-- Begin TASK DATA --

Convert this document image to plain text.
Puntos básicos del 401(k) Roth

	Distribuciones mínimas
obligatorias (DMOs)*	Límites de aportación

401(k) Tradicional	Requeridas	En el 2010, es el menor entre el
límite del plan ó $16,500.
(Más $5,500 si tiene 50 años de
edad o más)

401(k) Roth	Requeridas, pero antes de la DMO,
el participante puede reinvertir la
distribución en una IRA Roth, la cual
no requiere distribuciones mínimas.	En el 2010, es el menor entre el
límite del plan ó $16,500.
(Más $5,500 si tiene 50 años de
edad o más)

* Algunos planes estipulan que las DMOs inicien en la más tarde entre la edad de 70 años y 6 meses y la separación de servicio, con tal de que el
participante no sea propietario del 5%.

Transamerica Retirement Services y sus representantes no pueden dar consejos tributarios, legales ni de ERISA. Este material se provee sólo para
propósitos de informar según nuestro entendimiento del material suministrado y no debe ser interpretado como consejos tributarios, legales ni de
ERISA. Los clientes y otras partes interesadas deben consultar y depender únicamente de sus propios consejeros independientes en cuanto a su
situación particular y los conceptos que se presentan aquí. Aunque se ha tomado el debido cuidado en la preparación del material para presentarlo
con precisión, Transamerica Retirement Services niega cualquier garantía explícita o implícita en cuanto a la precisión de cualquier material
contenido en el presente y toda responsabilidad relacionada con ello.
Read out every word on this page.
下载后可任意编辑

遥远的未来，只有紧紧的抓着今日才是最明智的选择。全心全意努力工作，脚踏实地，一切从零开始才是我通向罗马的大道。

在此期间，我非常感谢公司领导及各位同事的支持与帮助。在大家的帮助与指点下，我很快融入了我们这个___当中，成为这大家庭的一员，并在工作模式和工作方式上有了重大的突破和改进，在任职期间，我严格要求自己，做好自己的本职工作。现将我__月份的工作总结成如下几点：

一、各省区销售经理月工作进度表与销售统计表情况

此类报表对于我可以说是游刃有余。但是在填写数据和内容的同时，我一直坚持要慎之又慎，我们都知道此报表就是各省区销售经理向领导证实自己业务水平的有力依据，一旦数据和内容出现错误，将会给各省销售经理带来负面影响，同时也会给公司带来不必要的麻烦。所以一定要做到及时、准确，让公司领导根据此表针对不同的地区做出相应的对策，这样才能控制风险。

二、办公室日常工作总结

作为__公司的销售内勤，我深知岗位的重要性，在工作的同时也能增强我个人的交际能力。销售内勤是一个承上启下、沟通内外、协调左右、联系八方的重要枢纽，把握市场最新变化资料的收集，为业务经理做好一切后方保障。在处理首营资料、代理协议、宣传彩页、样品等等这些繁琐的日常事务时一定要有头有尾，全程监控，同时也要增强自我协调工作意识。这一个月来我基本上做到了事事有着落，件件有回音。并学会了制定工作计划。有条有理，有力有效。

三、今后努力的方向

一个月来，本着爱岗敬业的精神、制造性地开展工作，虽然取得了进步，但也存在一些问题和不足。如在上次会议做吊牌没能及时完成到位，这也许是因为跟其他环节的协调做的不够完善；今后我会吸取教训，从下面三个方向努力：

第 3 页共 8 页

-- End TASK DATA --
-- Begin TASK DATA --

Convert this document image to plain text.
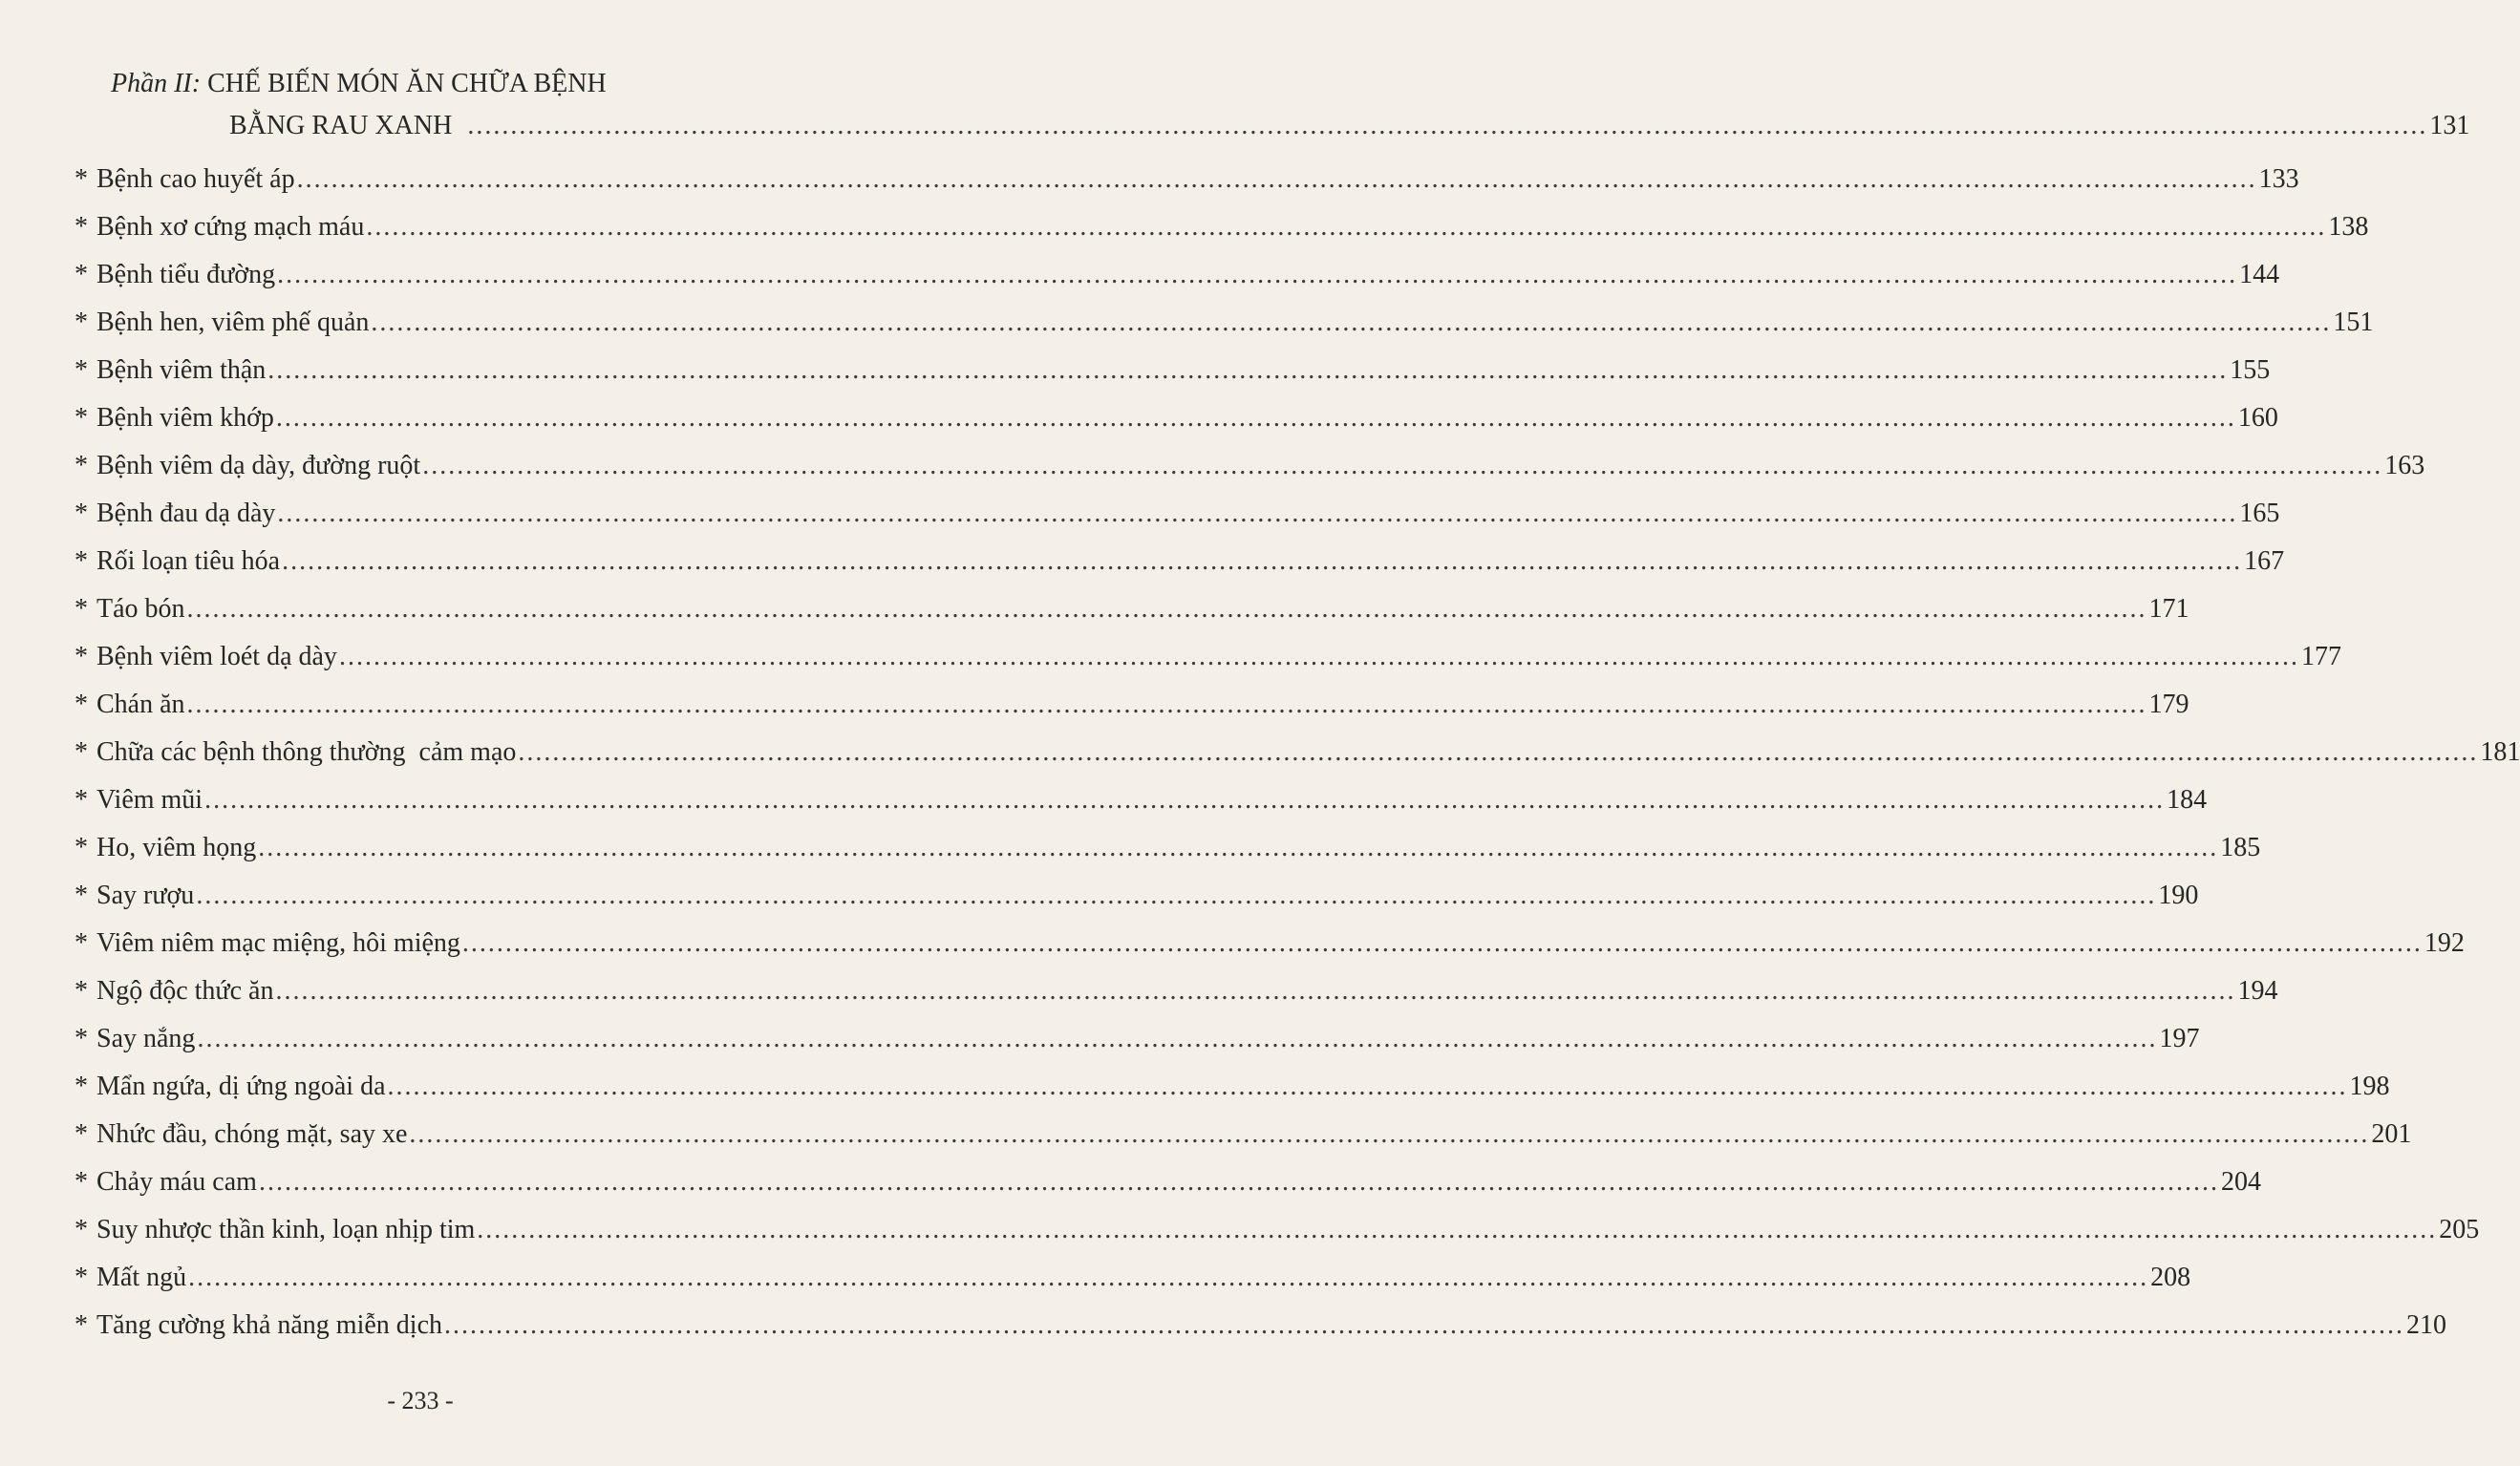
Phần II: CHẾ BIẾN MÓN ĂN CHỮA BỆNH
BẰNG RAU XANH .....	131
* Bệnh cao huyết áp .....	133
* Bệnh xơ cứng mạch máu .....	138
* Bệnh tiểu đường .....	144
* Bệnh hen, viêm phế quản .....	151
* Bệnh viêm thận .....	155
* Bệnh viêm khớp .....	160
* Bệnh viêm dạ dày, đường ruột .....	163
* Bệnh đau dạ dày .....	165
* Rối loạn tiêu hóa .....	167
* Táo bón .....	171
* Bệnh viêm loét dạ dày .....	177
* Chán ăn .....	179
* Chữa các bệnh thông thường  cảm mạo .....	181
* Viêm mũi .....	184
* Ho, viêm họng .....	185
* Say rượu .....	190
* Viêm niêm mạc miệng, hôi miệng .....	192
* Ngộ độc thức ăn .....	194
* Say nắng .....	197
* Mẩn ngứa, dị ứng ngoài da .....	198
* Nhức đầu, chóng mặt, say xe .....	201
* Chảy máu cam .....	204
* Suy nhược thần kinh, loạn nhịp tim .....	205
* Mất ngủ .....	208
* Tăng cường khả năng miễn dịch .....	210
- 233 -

-- End TASK DATA --

TASK PROMPT
Go through the entries above and copy every line containing "Roth".

ANSWER TO THE PROBLEM
Puntos básicos del 401(k) Roth
401(k) Roth	Requeridas, pero antes de la DMO,
distribución en una IRA Roth, la cual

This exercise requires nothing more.